begin Records for the task

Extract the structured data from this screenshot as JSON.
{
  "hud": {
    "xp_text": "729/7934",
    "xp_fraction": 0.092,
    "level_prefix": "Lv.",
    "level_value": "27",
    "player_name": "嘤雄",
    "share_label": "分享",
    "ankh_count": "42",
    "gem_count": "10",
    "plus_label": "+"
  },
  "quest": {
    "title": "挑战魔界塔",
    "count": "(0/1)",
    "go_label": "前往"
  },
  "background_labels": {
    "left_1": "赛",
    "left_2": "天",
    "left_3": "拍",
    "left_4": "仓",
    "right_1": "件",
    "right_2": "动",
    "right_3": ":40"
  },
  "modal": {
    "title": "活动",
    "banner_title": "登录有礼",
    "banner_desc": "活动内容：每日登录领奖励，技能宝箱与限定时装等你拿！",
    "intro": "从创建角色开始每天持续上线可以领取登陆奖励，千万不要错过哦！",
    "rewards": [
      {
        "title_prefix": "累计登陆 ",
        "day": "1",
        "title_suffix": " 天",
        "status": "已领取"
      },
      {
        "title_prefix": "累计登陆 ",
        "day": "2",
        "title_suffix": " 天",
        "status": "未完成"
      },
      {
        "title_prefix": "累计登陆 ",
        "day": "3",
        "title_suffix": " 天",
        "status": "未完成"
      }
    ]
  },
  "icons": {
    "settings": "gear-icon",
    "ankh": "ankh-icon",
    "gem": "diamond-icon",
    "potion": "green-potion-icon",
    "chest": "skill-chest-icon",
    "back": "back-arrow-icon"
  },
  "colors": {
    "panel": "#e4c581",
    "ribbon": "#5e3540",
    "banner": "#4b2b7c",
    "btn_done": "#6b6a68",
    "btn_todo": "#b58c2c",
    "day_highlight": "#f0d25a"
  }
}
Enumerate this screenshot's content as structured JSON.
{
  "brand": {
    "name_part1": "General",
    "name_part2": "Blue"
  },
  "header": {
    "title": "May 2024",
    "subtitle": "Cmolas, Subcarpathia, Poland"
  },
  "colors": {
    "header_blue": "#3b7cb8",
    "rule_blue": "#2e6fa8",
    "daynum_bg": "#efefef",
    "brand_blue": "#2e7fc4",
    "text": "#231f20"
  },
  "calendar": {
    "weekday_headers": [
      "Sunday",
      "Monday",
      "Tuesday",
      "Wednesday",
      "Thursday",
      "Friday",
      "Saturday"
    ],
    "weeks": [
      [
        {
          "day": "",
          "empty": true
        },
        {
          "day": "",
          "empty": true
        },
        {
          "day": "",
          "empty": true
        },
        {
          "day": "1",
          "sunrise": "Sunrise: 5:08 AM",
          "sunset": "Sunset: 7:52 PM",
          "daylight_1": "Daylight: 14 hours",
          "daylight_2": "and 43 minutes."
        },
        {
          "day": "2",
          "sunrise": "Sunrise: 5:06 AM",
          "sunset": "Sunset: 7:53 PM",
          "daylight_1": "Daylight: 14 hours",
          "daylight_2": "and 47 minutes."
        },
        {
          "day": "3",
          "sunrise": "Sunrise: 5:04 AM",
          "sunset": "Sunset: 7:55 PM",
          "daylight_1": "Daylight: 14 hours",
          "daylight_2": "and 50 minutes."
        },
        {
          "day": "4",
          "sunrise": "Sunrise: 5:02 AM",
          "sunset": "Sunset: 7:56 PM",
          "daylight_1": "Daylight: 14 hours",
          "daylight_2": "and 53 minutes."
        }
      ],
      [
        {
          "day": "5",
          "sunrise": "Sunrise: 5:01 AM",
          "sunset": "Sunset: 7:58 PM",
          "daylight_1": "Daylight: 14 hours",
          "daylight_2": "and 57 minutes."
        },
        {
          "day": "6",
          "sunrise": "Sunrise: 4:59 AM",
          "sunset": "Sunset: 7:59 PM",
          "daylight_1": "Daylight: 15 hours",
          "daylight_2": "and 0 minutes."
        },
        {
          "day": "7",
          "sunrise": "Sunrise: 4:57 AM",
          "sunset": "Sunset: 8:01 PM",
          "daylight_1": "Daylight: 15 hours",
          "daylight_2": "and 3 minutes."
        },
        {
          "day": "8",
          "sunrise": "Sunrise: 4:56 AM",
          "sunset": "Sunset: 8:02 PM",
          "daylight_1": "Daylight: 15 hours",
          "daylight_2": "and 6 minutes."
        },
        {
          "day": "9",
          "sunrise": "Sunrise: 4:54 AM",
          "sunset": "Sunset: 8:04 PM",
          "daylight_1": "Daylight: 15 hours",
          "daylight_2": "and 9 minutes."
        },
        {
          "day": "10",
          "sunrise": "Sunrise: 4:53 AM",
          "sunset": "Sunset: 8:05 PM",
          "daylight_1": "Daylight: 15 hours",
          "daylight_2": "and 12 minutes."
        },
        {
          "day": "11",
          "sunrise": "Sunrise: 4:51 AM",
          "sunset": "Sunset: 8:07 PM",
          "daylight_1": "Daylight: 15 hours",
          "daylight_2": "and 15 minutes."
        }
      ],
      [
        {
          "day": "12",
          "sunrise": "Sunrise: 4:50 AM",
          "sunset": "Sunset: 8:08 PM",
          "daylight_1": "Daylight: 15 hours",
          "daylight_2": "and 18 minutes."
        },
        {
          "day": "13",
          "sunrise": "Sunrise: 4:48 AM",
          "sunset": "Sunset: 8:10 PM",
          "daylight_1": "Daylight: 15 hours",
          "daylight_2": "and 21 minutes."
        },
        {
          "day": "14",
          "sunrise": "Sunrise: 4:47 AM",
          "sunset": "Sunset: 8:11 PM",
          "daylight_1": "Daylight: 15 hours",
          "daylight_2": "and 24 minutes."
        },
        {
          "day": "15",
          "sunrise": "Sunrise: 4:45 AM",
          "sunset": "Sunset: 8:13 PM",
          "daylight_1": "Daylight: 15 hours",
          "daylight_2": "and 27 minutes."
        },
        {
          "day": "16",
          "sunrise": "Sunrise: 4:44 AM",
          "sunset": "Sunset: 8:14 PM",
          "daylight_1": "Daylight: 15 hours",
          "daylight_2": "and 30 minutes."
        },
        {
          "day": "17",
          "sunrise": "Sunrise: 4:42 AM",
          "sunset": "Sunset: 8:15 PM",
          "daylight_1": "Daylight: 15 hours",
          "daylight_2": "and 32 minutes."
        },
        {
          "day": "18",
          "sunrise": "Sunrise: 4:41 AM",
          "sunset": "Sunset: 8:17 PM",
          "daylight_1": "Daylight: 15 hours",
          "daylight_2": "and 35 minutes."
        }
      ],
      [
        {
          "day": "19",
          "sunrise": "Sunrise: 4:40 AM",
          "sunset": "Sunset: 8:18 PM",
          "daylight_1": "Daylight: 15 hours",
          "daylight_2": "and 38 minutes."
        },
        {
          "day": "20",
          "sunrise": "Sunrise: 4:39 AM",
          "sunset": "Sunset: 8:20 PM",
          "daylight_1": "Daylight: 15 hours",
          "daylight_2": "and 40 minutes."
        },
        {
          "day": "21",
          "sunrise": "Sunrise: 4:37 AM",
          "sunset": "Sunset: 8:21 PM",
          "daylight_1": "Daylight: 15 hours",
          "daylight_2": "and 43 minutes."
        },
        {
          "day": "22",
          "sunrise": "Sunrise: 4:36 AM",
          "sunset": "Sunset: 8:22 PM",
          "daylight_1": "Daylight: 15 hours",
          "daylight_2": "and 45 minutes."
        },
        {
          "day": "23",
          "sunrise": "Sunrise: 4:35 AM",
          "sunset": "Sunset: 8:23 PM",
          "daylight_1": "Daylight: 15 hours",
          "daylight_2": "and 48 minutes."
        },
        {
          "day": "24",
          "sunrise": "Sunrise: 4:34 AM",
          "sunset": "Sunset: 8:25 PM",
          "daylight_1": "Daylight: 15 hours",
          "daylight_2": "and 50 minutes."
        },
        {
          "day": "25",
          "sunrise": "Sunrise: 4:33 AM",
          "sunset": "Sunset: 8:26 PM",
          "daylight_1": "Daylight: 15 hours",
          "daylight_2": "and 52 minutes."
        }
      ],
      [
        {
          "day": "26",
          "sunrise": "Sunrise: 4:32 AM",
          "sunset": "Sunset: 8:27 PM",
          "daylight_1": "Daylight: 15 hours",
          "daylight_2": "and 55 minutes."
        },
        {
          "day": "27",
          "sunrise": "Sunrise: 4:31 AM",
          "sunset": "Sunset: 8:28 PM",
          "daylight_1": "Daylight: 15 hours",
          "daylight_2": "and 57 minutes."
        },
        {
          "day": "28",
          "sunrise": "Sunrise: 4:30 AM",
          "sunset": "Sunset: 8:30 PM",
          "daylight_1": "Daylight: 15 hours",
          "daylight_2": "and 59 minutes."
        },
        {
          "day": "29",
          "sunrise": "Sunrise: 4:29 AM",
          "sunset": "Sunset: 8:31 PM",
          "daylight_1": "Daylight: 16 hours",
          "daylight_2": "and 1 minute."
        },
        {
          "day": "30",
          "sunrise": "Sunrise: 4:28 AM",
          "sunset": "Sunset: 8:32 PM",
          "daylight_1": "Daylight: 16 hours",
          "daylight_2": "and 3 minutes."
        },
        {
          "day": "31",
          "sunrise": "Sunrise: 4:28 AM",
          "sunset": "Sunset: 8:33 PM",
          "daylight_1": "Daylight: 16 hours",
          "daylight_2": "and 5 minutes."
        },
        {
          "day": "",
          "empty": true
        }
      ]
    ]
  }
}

end Records for the task

Stated problem: Find each line that has the word "this", then copy it out.

Response:
Extract the structured data from this screenshot as JSON.
Enumerate this screenshot's content as structured JSON.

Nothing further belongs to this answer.